Source data:
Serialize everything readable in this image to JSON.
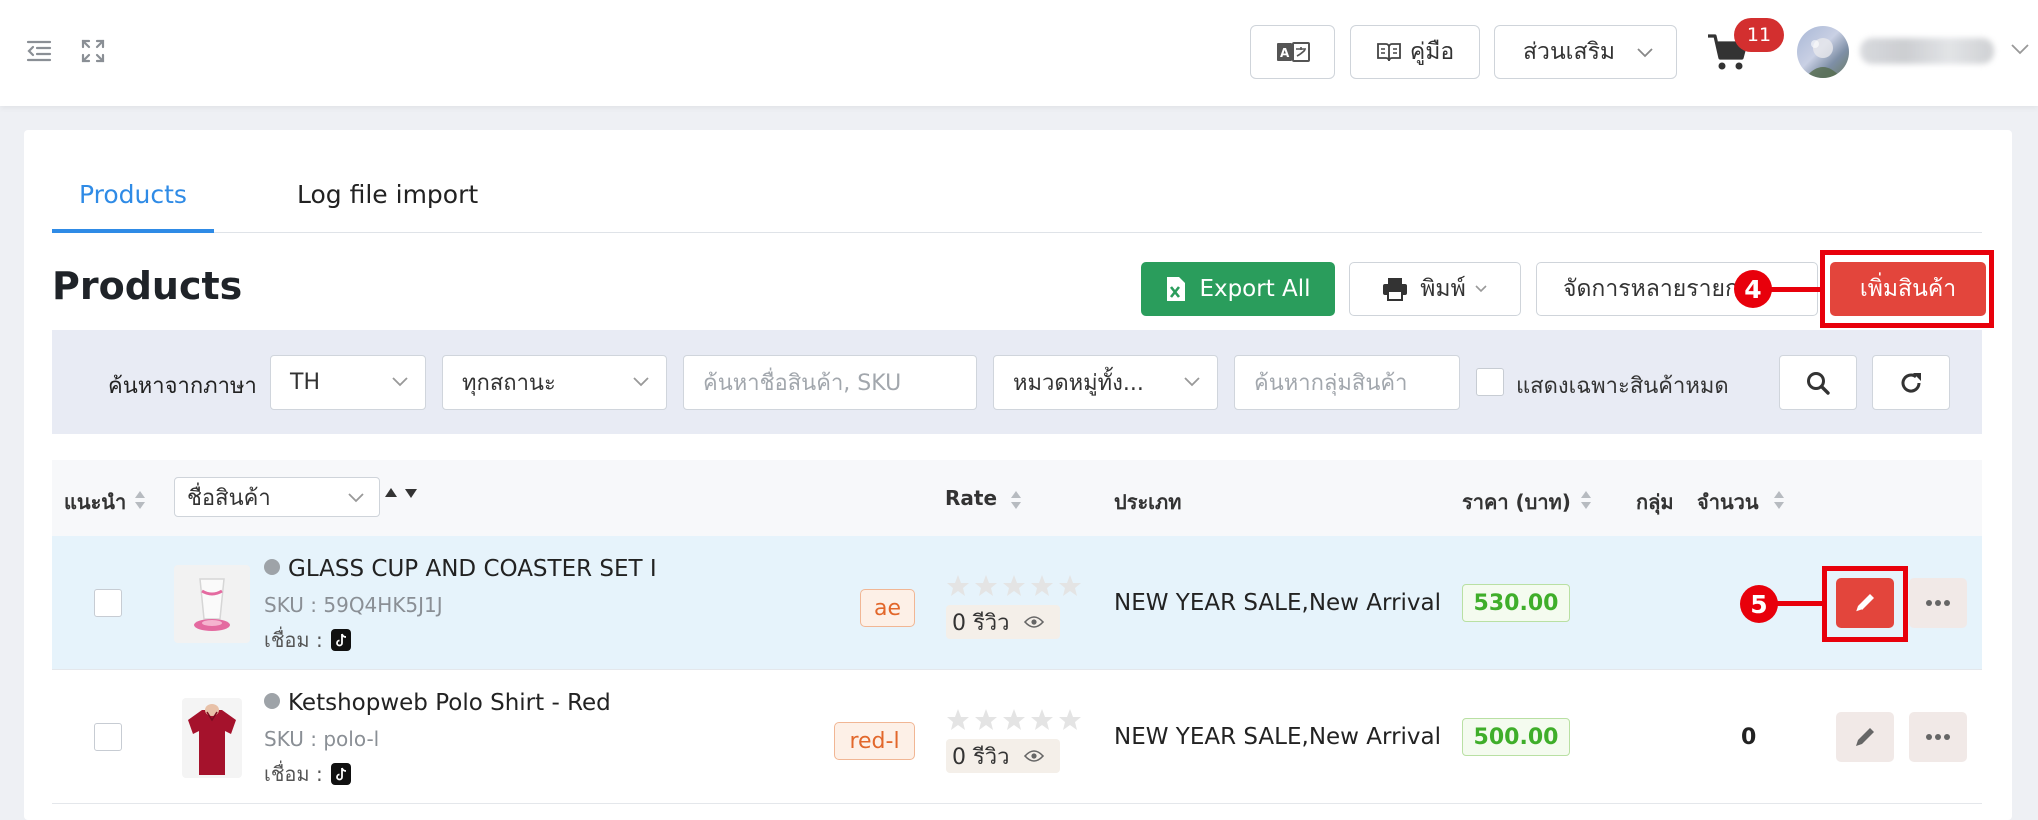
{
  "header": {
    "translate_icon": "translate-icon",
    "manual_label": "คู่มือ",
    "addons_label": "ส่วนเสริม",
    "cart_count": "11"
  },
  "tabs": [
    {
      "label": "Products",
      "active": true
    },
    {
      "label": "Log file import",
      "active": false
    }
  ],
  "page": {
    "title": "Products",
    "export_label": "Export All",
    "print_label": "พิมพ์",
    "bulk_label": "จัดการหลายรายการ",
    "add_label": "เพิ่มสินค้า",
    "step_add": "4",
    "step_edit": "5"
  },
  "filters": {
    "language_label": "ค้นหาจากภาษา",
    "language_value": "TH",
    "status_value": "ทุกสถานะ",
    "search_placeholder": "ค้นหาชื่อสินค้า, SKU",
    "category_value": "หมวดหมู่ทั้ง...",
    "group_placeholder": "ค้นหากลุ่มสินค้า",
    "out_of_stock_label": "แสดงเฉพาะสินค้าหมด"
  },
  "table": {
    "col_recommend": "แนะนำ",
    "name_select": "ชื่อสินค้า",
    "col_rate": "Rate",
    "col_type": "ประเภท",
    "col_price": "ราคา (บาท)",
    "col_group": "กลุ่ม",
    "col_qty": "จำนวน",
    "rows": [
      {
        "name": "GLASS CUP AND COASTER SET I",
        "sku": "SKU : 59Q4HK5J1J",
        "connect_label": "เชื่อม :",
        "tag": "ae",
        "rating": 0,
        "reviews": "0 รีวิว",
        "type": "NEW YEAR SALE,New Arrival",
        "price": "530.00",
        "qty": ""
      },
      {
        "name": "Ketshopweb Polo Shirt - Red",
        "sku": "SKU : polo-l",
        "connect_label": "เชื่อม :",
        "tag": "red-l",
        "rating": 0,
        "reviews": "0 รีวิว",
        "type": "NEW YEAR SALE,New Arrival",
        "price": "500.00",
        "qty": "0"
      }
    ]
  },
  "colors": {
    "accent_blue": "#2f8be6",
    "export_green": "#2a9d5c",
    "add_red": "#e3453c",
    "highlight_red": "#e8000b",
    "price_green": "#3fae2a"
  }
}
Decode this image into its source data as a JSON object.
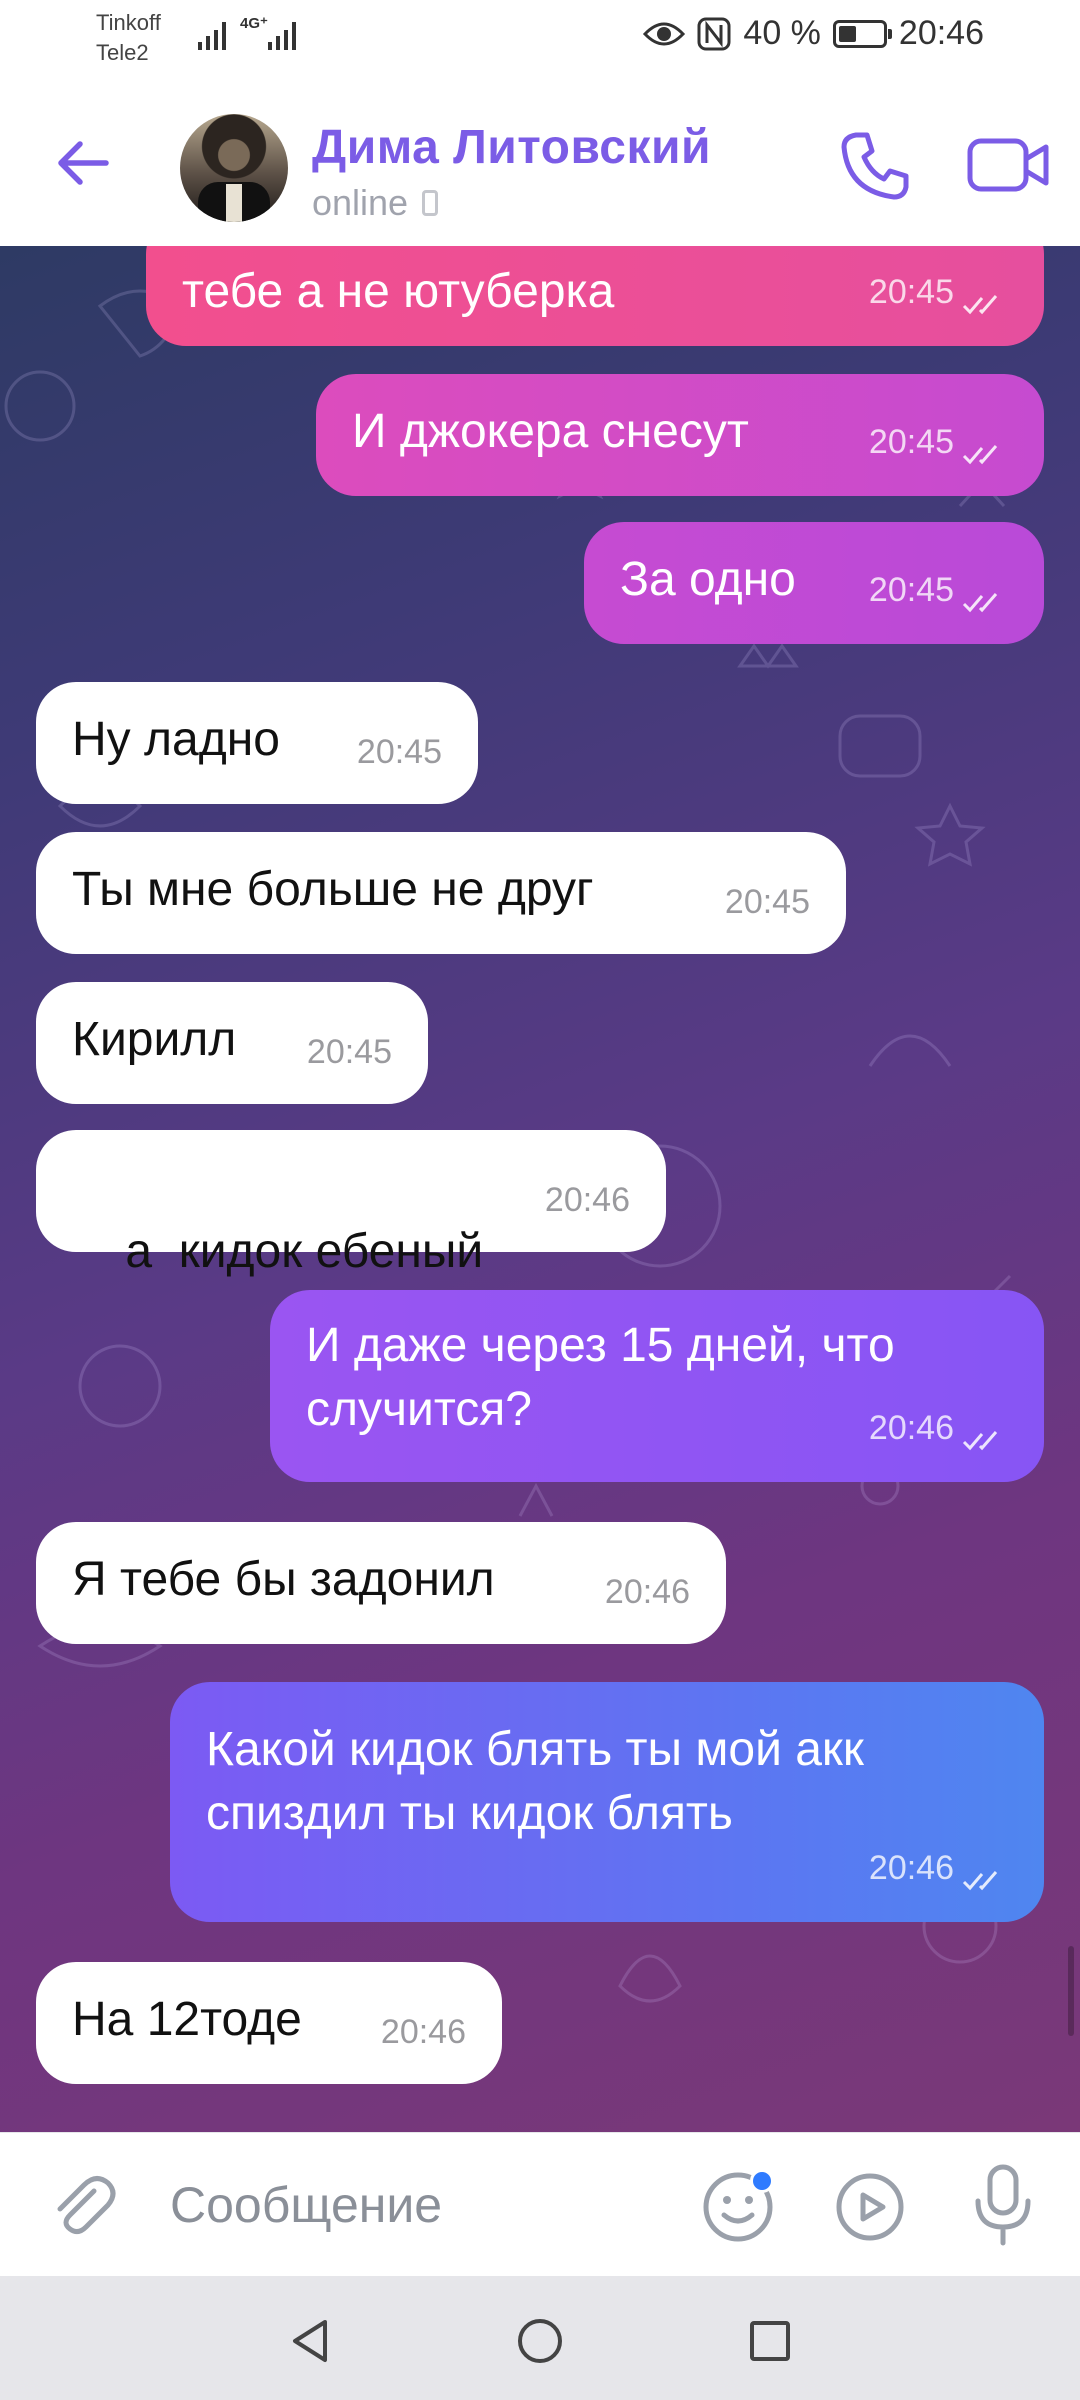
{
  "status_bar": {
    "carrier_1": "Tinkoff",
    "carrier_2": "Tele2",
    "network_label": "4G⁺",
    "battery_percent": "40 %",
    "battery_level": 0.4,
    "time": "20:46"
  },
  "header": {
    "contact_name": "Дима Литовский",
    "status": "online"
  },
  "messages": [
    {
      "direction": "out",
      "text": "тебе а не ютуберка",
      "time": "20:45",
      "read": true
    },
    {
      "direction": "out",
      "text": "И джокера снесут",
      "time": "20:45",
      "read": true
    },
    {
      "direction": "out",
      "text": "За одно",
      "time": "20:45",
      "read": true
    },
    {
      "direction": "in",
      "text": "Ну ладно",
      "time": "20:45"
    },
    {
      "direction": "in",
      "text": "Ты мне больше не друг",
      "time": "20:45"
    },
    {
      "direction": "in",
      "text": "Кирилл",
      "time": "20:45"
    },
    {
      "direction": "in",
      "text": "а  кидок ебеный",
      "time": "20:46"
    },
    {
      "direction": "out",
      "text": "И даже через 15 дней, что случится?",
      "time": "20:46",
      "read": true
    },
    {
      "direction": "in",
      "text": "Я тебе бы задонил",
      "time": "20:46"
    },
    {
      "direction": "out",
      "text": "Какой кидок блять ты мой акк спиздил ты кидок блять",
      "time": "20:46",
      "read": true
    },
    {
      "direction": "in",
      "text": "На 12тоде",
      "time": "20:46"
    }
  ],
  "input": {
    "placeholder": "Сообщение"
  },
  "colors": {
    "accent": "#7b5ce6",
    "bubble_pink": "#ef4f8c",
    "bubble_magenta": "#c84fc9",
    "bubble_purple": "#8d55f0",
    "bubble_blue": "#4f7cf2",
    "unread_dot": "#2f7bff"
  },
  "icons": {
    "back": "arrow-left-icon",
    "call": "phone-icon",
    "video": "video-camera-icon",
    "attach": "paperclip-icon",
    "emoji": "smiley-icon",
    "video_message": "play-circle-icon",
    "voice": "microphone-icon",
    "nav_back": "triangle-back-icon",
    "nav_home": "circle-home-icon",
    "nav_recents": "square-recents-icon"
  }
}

Exercise objective: List the lines of the records where "кидок" occurs.

Response for this exercise:
      "text": "а  кидок ебеный",
      "text": "Какой кидок блять ты мой акк спиздил ты кидок блять",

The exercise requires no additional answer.